TASK DESCRIPTION:
Reproduce the listing below verbatim, keeping every line in its original order.

* START *

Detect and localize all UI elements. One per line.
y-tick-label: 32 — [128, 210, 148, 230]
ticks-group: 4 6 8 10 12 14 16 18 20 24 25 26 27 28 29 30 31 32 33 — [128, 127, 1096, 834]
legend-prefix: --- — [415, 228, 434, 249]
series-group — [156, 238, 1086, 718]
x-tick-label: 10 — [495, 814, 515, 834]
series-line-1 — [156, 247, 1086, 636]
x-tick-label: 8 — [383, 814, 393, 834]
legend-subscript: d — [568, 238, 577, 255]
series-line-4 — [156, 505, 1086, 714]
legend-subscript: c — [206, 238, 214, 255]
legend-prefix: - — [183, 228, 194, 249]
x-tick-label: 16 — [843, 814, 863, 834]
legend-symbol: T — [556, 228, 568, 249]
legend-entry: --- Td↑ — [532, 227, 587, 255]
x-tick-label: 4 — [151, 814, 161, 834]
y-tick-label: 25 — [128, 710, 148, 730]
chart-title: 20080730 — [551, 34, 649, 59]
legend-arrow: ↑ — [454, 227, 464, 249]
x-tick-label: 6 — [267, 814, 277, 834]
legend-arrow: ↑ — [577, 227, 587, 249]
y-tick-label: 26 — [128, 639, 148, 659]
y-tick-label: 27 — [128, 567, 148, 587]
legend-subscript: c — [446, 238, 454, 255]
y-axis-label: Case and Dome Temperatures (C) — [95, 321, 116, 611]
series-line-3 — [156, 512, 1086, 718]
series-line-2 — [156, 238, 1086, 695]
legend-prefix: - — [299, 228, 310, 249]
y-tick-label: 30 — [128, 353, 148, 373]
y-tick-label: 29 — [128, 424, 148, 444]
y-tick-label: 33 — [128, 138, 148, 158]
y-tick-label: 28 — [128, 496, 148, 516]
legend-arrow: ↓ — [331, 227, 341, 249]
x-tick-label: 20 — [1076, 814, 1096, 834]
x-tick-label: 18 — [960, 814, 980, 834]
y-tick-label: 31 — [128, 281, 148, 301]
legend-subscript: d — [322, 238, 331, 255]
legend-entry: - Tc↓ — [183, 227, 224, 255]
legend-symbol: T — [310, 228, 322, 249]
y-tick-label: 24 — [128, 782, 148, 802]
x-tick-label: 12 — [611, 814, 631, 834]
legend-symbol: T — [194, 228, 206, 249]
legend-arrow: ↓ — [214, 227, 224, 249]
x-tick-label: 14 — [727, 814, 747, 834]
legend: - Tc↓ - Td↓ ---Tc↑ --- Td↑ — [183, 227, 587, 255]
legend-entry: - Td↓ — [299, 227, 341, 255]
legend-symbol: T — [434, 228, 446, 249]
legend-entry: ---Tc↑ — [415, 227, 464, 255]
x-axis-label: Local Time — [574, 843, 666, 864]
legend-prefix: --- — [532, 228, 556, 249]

* END *

WRITTEN RESPONSE:
Detect and localize all UI elements. One per line.
y-tick-label: 32 — [128, 210, 148, 230]
ticks-group: 4 6 8 10 12 14 16 18 20 24 25 26 27 28 29 30 31 32 33 — [128, 127, 1096, 834]
legend-prefix: --- — [415, 228, 434, 249]
series-group — [156, 238, 1086, 718]
x-tick-label: 10 — [495, 814, 515, 834]
series-line-1 — [156, 247, 1086, 636]
x-tick-label: 8 — [383, 814, 393, 834]
legend-subscript: d — [568, 238, 577, 255]
series-line-4 — [156, 505, 1086, 714]
legend-subscript: c — [206, 238, 214, 255]
legend-prefix: - — [183, 228, 194, 249]
x-tick-label: 16 — [843, 814, 863, 834]
legend-symbol: T — [556, 228, 568, 249]
legend-entry: --- Td↑ — [532, 227, 587, 255]
x-tick-label: 4 — [151, 814, 161, 834]
y-tick-label: 25 — [128, 710, 148, 730]
chart-title: 20080730 — [551, 34, 649, 59]
legend-arrow: ↑ — [454, 227, 464, 249]
x-tick-label: 6 — [267, 814, 277, 834]
legend-arrow: ↑ — [577, 227, 587, 249]
y-tick-label: 26 — [128, 639, 148, 659]
y-tick-label: 27 — [128, 567, 148, 587]
legend-subscript: c — [446, 238, 454, 255]
y-axis-label: Case and Dome Temperatures (C) — [95, 321, 116, 611]
series-line-3 — [156, 512, 1086, 718]
series-line-2 — [156, 238, 1086, 695]
legend-prefix: - — [299, 228, 310, 249]
y-tick-label: 30 — [128, 353, 148, 373]
y-tick-label: 29 — [128, 424, 148, 444]
y-tick-label: 33 — [128, 138, 148, 158]
y-tick-label: 28 — [128, 496, 148, 516]
legend-arrow: ↓ — [331, 227, 341, 249]
x-tick-label: 20 — [1076, 814, 1096, 834]
x-tick-label: 18 — [960, 814, 980, 834]
y-tick-label: 31 — [128, 281, 148, 301]
legend-subscript: d — [322, 238, 331, 255]
legend-entry: - Tc↓ — [183, 227, 224, 255]
legend-symbol: T — [310, 228, 322, 249]
y-tick-label: 24 — [128, 782, 148, 802]
x-tick-label: 12 — [611, 814, 631, 834]
legend-symbol: T — [194, 228, 206, 249]
legend-arrow: ↓ — [214, 227, 224, 249]
x-tick-label: 14 — [727, 814, 747, 834]
legend: - Tc↓ - Td↓ ---Tc↑ --- Td↑ — [183, 227, 587, 255]
legend-entry: - Td↓ — [299, 227, 341, 255]
legend-symbol: T — [434, 228, 446, 249]
legend-entry: ---Tc↑ — [415, 227, 464, 255]
x-axis-label: Local Time — [574, 843, 666, 864]
legend-prefix: --- — [532, 228, 556, 249]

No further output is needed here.